• **Problem requirements**: Below are records. Copy every line with "title" in it.

• **The records**:
····················

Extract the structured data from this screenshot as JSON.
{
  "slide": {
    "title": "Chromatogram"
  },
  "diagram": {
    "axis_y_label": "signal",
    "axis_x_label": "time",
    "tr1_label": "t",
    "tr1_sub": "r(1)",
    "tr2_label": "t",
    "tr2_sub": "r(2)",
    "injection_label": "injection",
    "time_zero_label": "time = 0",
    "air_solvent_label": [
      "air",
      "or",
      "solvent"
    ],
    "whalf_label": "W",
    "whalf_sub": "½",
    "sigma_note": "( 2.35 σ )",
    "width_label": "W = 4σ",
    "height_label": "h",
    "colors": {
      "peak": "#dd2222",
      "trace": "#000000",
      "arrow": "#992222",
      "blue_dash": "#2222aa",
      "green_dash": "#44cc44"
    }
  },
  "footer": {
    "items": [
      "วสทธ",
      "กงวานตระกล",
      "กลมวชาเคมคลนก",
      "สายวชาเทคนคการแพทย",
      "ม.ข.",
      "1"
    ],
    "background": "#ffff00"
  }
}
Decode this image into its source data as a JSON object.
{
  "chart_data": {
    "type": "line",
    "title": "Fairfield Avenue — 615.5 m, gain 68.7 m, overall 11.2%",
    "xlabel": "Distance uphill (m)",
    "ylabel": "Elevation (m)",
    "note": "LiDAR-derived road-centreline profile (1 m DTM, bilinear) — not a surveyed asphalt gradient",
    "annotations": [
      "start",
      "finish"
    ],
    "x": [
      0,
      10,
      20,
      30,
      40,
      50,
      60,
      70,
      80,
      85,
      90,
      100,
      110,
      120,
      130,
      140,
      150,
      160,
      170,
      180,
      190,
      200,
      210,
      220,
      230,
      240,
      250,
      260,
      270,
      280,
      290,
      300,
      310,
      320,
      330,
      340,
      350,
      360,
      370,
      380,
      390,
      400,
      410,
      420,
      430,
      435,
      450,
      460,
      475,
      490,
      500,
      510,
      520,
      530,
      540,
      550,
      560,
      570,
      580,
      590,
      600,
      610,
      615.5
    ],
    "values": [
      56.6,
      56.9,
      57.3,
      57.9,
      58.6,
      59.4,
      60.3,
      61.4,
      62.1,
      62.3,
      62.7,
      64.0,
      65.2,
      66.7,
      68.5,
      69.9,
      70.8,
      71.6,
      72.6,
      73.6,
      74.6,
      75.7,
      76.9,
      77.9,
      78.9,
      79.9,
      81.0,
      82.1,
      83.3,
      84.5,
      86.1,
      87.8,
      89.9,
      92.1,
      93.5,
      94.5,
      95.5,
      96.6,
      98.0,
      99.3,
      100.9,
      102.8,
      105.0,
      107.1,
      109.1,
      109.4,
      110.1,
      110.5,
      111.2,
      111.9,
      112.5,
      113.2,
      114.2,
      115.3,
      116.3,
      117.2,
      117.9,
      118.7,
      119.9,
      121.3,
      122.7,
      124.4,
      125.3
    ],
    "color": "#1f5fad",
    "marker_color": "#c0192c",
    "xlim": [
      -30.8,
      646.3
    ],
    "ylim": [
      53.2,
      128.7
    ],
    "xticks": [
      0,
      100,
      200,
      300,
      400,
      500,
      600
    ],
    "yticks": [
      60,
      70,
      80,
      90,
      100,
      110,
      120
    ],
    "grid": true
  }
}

····················

• **Written solution**:
    "title": "Chromatogram"
    "title": "Fairfield Avenue — 615.5 m, gain 68.7 m, overall 11.2%",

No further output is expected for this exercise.